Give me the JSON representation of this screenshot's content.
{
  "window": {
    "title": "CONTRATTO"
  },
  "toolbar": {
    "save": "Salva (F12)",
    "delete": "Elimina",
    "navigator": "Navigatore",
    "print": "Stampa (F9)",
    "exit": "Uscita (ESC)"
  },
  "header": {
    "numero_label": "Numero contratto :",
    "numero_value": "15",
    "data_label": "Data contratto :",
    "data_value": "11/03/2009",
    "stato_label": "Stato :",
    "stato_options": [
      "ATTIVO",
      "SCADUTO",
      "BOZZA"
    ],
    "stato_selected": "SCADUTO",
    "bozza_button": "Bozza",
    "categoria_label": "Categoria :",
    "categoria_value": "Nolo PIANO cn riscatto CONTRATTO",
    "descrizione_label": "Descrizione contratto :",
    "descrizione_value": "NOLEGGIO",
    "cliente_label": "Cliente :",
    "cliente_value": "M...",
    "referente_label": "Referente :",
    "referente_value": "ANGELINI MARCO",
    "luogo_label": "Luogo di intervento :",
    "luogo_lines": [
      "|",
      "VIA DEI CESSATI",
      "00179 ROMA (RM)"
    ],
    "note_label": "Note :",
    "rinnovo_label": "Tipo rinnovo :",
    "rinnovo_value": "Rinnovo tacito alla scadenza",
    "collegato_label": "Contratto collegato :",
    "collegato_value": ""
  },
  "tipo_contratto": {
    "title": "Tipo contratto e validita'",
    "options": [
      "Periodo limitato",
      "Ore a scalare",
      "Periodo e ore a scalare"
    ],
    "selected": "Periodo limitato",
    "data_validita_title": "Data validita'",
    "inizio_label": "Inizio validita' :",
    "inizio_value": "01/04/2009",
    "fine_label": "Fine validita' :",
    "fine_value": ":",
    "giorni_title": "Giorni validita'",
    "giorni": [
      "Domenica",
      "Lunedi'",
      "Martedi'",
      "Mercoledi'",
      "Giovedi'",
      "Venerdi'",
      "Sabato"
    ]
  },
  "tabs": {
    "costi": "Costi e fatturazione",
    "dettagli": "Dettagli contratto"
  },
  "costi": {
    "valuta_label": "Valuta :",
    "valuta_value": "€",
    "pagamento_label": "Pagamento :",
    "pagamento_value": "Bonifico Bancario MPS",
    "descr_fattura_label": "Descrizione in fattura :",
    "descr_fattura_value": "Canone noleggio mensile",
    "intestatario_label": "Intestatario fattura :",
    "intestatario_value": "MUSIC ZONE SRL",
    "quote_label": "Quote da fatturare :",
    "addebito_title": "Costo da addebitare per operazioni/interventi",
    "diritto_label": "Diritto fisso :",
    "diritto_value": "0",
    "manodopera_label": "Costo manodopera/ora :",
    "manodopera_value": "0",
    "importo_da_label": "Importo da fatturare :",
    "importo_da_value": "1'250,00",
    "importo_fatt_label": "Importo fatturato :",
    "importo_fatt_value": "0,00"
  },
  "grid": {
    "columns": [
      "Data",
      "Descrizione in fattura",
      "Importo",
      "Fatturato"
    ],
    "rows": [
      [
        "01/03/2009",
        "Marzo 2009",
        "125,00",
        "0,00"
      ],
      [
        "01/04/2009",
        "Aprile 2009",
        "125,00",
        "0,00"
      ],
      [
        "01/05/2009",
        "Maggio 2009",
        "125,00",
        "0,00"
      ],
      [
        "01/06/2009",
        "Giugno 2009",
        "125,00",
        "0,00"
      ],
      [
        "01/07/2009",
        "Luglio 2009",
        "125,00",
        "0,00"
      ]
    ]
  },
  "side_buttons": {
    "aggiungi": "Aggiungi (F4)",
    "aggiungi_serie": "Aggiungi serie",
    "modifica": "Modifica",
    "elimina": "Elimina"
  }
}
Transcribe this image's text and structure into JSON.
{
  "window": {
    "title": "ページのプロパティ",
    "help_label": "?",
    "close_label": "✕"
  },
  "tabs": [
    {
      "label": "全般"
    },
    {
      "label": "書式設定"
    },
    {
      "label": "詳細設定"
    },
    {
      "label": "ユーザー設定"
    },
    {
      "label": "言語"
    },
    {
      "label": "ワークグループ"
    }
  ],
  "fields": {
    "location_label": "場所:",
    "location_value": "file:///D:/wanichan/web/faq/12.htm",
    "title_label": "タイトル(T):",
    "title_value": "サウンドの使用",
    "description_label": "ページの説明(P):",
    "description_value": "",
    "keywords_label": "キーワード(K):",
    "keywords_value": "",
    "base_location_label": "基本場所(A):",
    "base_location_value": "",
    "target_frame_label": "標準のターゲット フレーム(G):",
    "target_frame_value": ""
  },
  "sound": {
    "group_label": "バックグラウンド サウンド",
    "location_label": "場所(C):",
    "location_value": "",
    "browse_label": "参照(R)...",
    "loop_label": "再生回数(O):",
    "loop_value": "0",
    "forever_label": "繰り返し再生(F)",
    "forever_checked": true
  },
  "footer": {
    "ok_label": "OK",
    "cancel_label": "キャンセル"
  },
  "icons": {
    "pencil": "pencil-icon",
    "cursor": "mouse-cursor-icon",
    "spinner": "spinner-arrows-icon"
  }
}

......

Using the listing above, retype each line exactly.

Give me the JSON representation of this screenshot's content.
{
  "window": {
    "title": "CONTRATTO"
  },
  "toolbar": {
    "save": "Salva (F12)",
    "delete": "Elimina",
    "navigator": "Navigatore",
    "print": "Stampa (F9)",
    "exit": "Uscita (ESC)"
  },
  "header": {
    "numero_label": "Numero contratto :",
    "numero_value": "15",
    "data_label": "Data contratto :",
    "data_value": "11/03/2009",
    "stato_label": "Stato :",
    "stato_options": [
      "ATTIVO",
      "SCADUTO",
      "BOZZA"
    ],
    "stato_selected": "SCADUTO",
    "bozza_button": "Bozza",
    "categoria_label": "Categoria :",
    "categoria_value": "Nolo PIANO cn riscatto CONTRATTO",
    "descrizione_label": "Descrizione contratto :",
    "descrizione_value": "NOLEGGIO",
    "cliente_label": "Cliente :",
    "cliente_value": "M...",
    "referente_label": "Referente :",
    "referente_value": "ANGELINI MARCO",
    "luogo_label": "Luogo di intervento :",
    "luogo_lines": [
      "|",
      "VIA DEI CESSATI",
      "00179 ROMA (RM)"
    ],
    "note_label": "Note :",
    "rinnovo_label": "Tipo rinnovo :",
    "rinnovo_value": "Rinnovo tacito alla scadenza",
    "collegato_label": "Contratto collegato :",
    "collegato_value": ""
  },
  "tipo_contratto": {
    "title": "Tipo contratto e validita'",
    "options": [
      "Periodo limitato",
      "Ore a scalare",
      "Periodo e ore a scalare"
    ],
    "selected": "Periodo limitato",
    "data_validita_title": "Data validita'",
    "inizio_label": "Inizio validita' :",
    "inizio_value": "01/04/2009",
    "fine_label": "Fine validita' :",
    "fine_value": ":",
    "giorni_title": "Giorni validita'",
    "giorni": [
      "Domenica",
      "Lunedi'",
      "Martedi'",
      "Mercoledi'",
      "Giovedi'",
      "Venerdi'",
      "Sabato"
    ]
  },
  "tabs": {
    "costi": "Costi e fatturazione",
    "dettagli": "Dettagli contratto"
  },
  "costi": {
    "valuta_label": "Valuta :",
    "valuta_value": "€",
    "pagamento_label": "Pagamento :",
    "pagamento_value": "Bonifico Bancario MPS",
    "descr_fattura_label": "Descrizione in fattura :",
    "descr_fattura_value": "Canone noleggio mensile",
    "intestatario_label": "Intestatario fattura :",
    "intestatario_value": "MUSIC ZONE SRL",
    "quote_label": "Quote da fatturare :",
    "addebito_title": "Costo da addebitare per operazioni/interventi",
    "diritto_label": "Diritto fisso :",
    "diritto_value": "0",
    "manodopera_label": "Costo manodopera/ora :",
    "manodopera_value": "0",
    "importo_da_label": "Importo da fatturare :",
    "importo_da_value": "1'250,00",
    "importo_fatt_label": "Importo fatturato :",
    "importo_fatt_value": "0,00"
  },
  "grid": {
    "columns": [
      "Data",
      "Descrizione in fattura",
      "Importo",
      "Fatturato"
    ],
    "rows": [
      [
        "01/03/2009",
        "Marzo 2009",
        "125,00",
        "0,00"
      ],
      [
        "01/04/2009",
        "Aprile 2009",
        "125,00",
        "0,00"
      ],
      [
        "01/05/2009",
        "Maggio 2009",
        "125,00",
        "0,00"
      ],
      [
        "01/06/2009",
        "Giugno 2009",
        "125,00",
        "0,00"
      ],
      [
        "01/07/2009",
        "Luglio 2009",
        "125,00",
        "0,00"
      ]
    ]
  },
  "side_buttons": {
    "aggiungi": "Aggiungi (F4)",
    "aggiungi_serie": "Aggiungi serie",
    "modifica": "Modifica",
    "elimina": "Elimina"
  }
}
Transcribe this image's text and structure into JSON.
{
  "window": {
    "title": "ページのプロパティ",
    "help_label": "?",
    "close_label": "✕"
  },
  "tabs": [
    {
      "label": "全般"
    },
    {
      "label": "書式設定"
    },
    {
      "label": "詳細設定"
    },
    {
      "label": "ユーザー設定"
    },
    {
      "label": "言語"
    },
    {
      "label": "ワークグループ"
    }
  ],
  "fields": {
    "location_label": "場所:",
    "location_value": "file:///D:/wanichan/web/faq/12.htm",
    "title_label": "タイトル(T):",
    "title_value": "サウンドの使用",
    "description_label": "ページの説明(P):",
    "description_value": "",
    "keywords_label": "キーワード(K):",
    "keywords_value": "",
    "base_location_label": "基本場所(A):",
    "base_location_value": "",
    "target_frame_label": "標準のターゲット フレーム(G):",
    "target_frame_value": ""
  },
  "sound": {
    "group_label": "バックグラウンド サウンド",
    "location_label": "場所(C):",
    "location_value": "",
    "browse_label": "参照(R)...",
    "loop_label": "再生回数(O):",
    "loop_value": "0",
    "forever_label": "繰り返し再生(F)",
    "forever_checked": true
  },
  "footer": {
    "ok_label": "OK",
    "cancel_label": "キャンセル"
  },
  "icons": {
    "pencil": "pencil-icon",
    "cursor": "mouse-cursor-icon",
    "spinner": "spinner-arrows-icon"
  }
}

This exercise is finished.